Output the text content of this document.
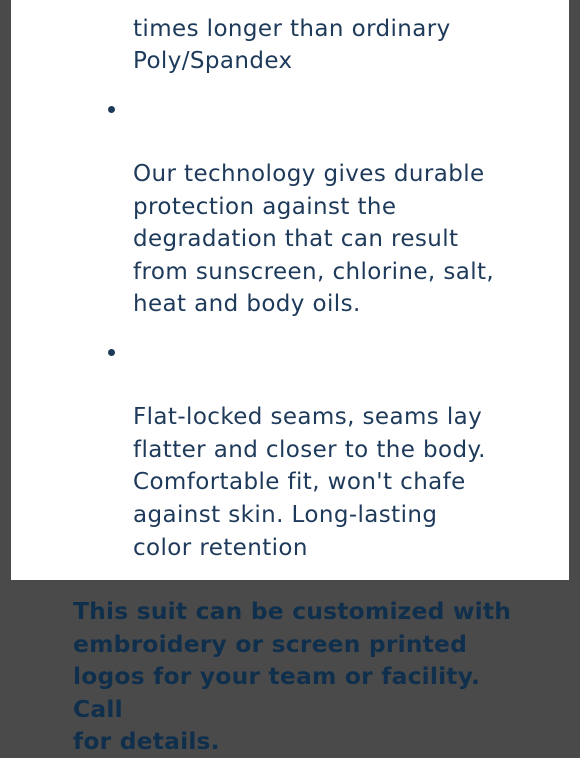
times longer than ordinary
Poly/Spandex

Our technology gives durable
protection against the
degradation that can result
from sunscreen, chlorine, salt,
heat and body oils.

Flat-locked seams, seams lay
flatter and closer to the body.
Comfortable fit, won't chafe
against skin. Long-lasting
color retention

This suit can be customized with
embroidery or screen printed
logos for your team or facility. Call
for details.
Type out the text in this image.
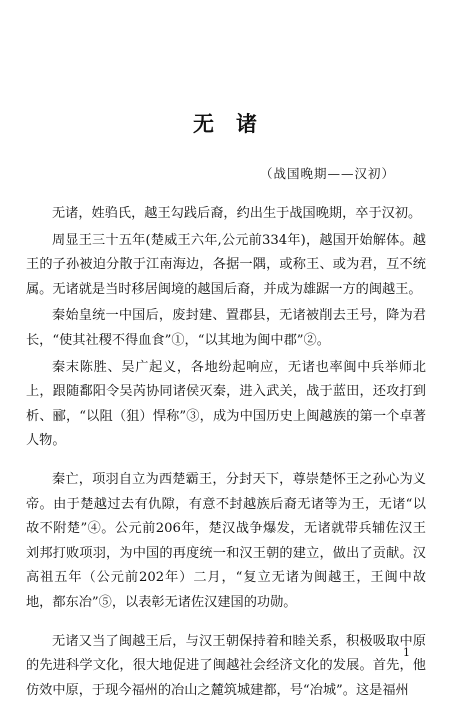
无诸
（战国晚期——汉初）

无诸，姓驺氏，越王勾践后裔，约出生于战国晚期，卒于汉初。

周显王三十五年(楚威王六年,公元前334年)，越国开始解体。越王的子孙被迫分散于江南海边，各据一隅，或称王、或为君，互不统属。无诸就是当时移居闽境的越国后裔，并成为雄踞一方的闽越王。

秦始皇统一中国后，废封建、置郡县，无诸被削去王号，降为君长，“使其社稷不得血食”①，“以其地为闽中郡”②。

秦末陈胜、吴广起义，各地纷起响应，无诸也率闽中兵举师北上，跟随鄱阳令吴芮协同诸侯灭秦，进入武关，战于蓝田，还攻打到析、郦，“以阻（狙）悍称”③，成为中国历史上闽越族的第一个卓著人物。

秦亡，项羽自立为西楚霸王，分封天下，尊崇楚怀王之孙心为义帝。由于楚越过去有仇隙，有意不封越族后裔无诸等为王，无诸“以故不附楚”④。公元前206年，楚汉战争爆发，无诸就带兵辅佐汉王刘邦打败项羽，为中国的再度统一和汉王朝的建立，做出了贡献。汉高祖五年（公元前202年）二月，“复立无诸为闽越王，王闽中故地，都东冶”⑤，以表彰无诸佐汉建国的功勋。

无诸又当了闽越王后，与汉王朝保持着和睦关系，积极吸取中原的先进科学文化，很大地促进了闽越社会经济文化的发展。首先，他仿效中原，于现今福州的冶山之麓筑城建都，号“冶城”。这是福州

1
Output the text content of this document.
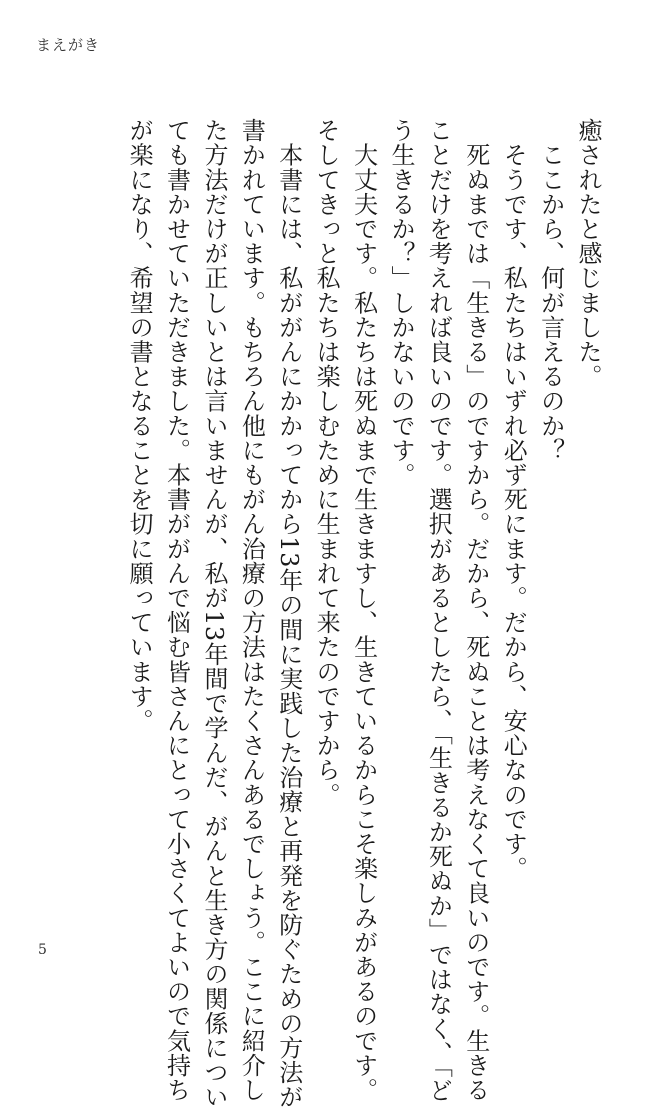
まえがき

癒されたと感じました。

　ここから、何が言えるのか？

　そうです、私たちはいずれ必ず死にます。だから、安心なのです。

　死ぬまでは「生きる」のですから。だから、死ぬことは考えなくて良いのです。生きる

ことだけを考えれば良いのです。選択があるとしたら、「生きるか死ぬか」ではなく、「ど

う生きるか？」しかないのです。

　大丈夫です。私たちは死ぬまで生きますし、生きているからこそ楽しみがあるのです。

そしてきっと私たちは楽しむために生まれて来たのですから。

　本書には、私ががんにかかってから13年の間に実践した治療と再発を防ぐための方法が

書かれています。もちろん他にもがん治療の方法はたくさんあるでしょう。ここに紹介し

た方法だけが正しいとは言いませんが、私が13年間で学んだ、がんと生き方の関係につい

ても書かせていただきました。本書ががんで悩む皆さんにとって小さくてよいので気持ち

が楽になり、希望の書となることを切に願っています。

5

Given request: Nothing but the pictures may be dropped; output the records above exactly.

Full solution:
Output the text content of this document.
times longer than ordinary
Poly/Spandex

Our technology gives durable
protection against the
degradation that can result
from sunscreen, chlorine, salt,
heat and body oils.

Flat-locked seams, seams lay
flatter and closer to the body.
Comfortable fit, won't chafe
against skin. Long-lasting
color retention

This suit can be customized with
embroidery or screen printed
logos for your team or facility. Call
for details.
Type out the text in this image.
无诸
（战国晚期——汉初）

无诸，姓驺氏，越王勾践后裔，约出生于战国晚期，卒于汉初。

周显王三十五年(楚威王六年,公元前334年)，越国开始解体。越王的子孙被迫分散于江南海边，各据一隅，或称王、或为君，互不统属。无诸就是当时移居闽境的越国后裔，并成为雄踞一方的闽越王。

秦始皇统一中国后，废封建、置郡县，无诸被削去王号，降为君长，“使其社稷不得血食”①，“以其地为闽中郡”②。

秦末陈胜、吴广起义，各地纷起响应，无诸也率闽中兵举师北上，跟随鄱阳令吴芮协同诸侯灭秦，进入武关，战于蓝田，还攻打到析、郦，“以阻（狙）悍称”③，成为中国历史上闽越族的第一个卓著人物。

秦亡，项羽自立为西楚霸王，分封天下，尊崇楚怀王之孙心为义帝。由于楚越过去有仇隙，有意不封越族后裔无诸等为王，无诸“以故不附楚”④。公元前206年，楚汉战争爆发，无诸就带兵辅佐汉王刘邦打败项羽，为中国的再度统一和汉王朝的建立，做出了贡献。汉高祖五年（公元前202年）二月，“复立无诸为闽越王，王闽中故地，都东冶”⑤，以表彰无诸佐汉建国的功勋。

无诸又当了闽越王后，与汉王朝保持着和睦关系，积极吸取中原的先进科学文化，很大地促进了闽越社会经济文化的发展。首先，他仿效中原，于现今福州的冶山之麓筑城建都，号“冶城”。这是福州

1
Output the text content of this document.
まえがき

癒されたと感じました。

　ここから、何が言えるのか？

　そうです、私たちはいずれ必ず死にます。だから、安心なのです。

　死ぬまでは「生きる」のですから。だから、死ぬことは考えなくて良いのです。生きる

ことだけを考えれば良いのです。選択があるとしたら、「生きるか死ぬか」ではなく、「ど

う生きるか？」しかないのです。

　大丈夫です。私たちは死ぬまで生きますし、生きているからこそ楽しみがあるのです。

そしてきっと私たちは楽しむために生まれて来たのですから。

　本書には、私ががんにかかってから13年の間に実践した治療と再発を防ぐための方法が

書かれています。もちろん他にもがん治療の方法はたくさんあるでしょう。ここに紹介し

た方法だけが正しいとは言いませんが、私が13年間で学んだ、がんと生き方の関係につい

ても書かせていただきました。本書ががんで悩む皆さんにとって小さくてよいので気持ち

が楽になり、希望の書となることを切に願っています。

5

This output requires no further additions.